**Text block**
8 vs. 12 Channel DDR5-6000 Memory Performance With AMD 5th Gen EPYC

Written by Michael Larabel in Memory on 20 November 2024 at 11:40 AM EST. Page 5 of 7. 29 Comments.
PostgreSQL benchmark with settings of Scaling Factor: 1000, Clients: 800, Mode: Read Only. 12c DDR5-6000 was the fastest.
PostgreSQL benchmark with settings of Scaling Factor: 1000, Clients: 800, Mode: Read Only, Average Latency. 8c DDR5-6000 was the fastest.
PostgreSQL benchmark with settings of Scaling Factor: 1000, Clients: 800, Mode: Read Write. 12c DDR5-6000 was the fastest.
PostgreSQL benchmark with settings of Scaling Factor: 1000, Clients: 800, Mode: Read Write, Average Latency. 12c DDR5-6000 was the fastest.

With the PostgreSQL database benchmarks using pgbench for this AMD 5th Gen EPYC 1P server configuration with Micron 7450 NVMe SSD storage, there wasn't any greater performance out of populating all twelve memory channels.

ClickHouse benchmark with settings of 100M Rows Hits Dataset, First Run / Cold Cache. 12c DDR5-6000 was the fastest.
ClickHouse benchmark with settings of 100M Rows Hits Dataset, Second Run. 12c DDR5-6000 was the fastest.
ClickHouse benchmark with settings of 100M Rows Hits Dataset, Third Run. 12c DDR5-6000 was the fastest.

The ClickHouse database benchmark though was able to enjoy a nice performance uplift out of the full twelve memory channel support with the AMD EPYC 9005 series.

Apache Cassandra benchmark with settings of Test: Writes. 12c DDR5-6000 was the fastest.

Apache Cassandra saw more limited gains going from eight to twelve DDR5-6000 memory modules with this AMD EPYC single socket server.

**Work to complete**
In the memory benchmark text, which SSD did the server use for the PostgreSQL tests?

**Provided information**
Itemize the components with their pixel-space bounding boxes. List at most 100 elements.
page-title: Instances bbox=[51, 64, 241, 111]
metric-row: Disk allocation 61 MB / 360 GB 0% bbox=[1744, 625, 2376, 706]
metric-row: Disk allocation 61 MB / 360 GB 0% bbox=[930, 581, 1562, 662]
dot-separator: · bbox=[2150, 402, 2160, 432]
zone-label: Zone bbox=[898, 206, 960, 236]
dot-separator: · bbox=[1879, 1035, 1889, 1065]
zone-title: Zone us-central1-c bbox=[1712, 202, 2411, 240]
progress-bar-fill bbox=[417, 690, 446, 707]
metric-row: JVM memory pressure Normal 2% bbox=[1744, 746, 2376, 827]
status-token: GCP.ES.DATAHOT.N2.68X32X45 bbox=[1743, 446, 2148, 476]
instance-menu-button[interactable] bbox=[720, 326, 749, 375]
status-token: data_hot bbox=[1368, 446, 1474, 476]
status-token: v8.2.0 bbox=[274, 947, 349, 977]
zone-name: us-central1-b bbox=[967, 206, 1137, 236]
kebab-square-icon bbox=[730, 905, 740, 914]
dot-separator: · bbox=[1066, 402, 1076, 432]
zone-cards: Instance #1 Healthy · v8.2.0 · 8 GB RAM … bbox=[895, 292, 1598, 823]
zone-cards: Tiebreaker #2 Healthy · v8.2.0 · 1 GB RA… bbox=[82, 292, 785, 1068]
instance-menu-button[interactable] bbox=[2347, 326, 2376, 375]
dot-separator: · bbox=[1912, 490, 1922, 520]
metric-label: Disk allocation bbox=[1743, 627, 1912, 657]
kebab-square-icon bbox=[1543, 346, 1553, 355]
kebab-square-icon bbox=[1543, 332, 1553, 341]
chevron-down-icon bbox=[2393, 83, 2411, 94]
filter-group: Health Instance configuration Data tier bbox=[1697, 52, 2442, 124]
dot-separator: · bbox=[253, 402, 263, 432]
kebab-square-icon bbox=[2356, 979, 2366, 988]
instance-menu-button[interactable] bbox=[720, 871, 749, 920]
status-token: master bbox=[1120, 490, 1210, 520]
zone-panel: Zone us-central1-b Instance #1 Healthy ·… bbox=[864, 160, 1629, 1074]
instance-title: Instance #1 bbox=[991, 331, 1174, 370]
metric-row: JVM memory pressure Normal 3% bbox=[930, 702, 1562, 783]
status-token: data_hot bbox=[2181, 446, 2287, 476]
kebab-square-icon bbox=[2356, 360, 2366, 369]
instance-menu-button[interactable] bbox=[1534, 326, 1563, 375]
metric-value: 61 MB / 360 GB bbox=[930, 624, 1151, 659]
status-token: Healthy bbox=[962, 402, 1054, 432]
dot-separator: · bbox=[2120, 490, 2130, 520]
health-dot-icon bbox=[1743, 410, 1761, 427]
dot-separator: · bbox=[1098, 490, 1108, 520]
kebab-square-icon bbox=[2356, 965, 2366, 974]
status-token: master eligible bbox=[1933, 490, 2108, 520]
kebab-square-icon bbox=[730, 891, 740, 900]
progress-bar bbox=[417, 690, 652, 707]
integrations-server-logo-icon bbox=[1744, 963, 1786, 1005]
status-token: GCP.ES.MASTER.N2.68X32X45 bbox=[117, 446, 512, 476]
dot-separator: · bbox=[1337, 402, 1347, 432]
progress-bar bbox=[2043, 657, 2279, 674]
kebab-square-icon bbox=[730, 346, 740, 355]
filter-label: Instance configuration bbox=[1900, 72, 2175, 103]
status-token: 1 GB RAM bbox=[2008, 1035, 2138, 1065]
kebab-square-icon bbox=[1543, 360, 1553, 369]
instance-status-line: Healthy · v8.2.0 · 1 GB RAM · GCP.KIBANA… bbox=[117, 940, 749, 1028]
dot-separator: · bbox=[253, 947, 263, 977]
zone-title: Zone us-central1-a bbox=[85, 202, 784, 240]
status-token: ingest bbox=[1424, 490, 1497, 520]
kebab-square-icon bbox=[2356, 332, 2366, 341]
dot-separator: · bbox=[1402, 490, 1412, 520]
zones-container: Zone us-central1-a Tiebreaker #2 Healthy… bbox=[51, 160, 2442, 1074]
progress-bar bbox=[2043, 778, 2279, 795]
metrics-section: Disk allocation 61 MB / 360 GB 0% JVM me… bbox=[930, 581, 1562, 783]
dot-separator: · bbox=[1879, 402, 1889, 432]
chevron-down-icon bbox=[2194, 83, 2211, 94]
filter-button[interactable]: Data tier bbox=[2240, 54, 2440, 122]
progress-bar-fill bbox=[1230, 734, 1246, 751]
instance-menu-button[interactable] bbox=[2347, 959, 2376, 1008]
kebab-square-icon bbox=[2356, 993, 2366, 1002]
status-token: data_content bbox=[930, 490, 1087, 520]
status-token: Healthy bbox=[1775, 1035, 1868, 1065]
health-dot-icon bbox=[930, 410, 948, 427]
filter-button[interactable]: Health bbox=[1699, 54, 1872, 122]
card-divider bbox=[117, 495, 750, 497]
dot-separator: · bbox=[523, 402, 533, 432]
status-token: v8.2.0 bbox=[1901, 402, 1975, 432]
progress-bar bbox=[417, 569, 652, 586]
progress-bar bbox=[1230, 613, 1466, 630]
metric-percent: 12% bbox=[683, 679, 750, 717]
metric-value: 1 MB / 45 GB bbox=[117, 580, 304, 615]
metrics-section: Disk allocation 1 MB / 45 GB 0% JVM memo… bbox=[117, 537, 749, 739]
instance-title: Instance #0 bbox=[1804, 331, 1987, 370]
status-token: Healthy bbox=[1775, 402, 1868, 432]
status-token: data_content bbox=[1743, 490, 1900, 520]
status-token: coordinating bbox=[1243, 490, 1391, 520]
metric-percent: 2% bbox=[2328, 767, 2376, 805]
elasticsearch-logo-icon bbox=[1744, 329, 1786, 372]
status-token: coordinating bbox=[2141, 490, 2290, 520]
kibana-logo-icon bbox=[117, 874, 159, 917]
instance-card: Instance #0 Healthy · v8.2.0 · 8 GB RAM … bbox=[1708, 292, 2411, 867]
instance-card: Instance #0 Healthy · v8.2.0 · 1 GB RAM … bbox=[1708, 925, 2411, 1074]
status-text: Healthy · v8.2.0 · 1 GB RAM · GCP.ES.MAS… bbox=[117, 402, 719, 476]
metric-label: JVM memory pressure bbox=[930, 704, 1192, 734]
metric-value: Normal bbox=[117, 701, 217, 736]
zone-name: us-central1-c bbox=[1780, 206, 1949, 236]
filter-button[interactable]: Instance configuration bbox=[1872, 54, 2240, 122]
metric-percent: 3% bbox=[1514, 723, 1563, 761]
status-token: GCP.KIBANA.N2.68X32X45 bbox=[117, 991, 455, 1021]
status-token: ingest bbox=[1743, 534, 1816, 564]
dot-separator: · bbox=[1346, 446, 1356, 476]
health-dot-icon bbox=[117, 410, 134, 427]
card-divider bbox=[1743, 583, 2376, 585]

**Answer box**
A Micron 7450 NVMe SSD.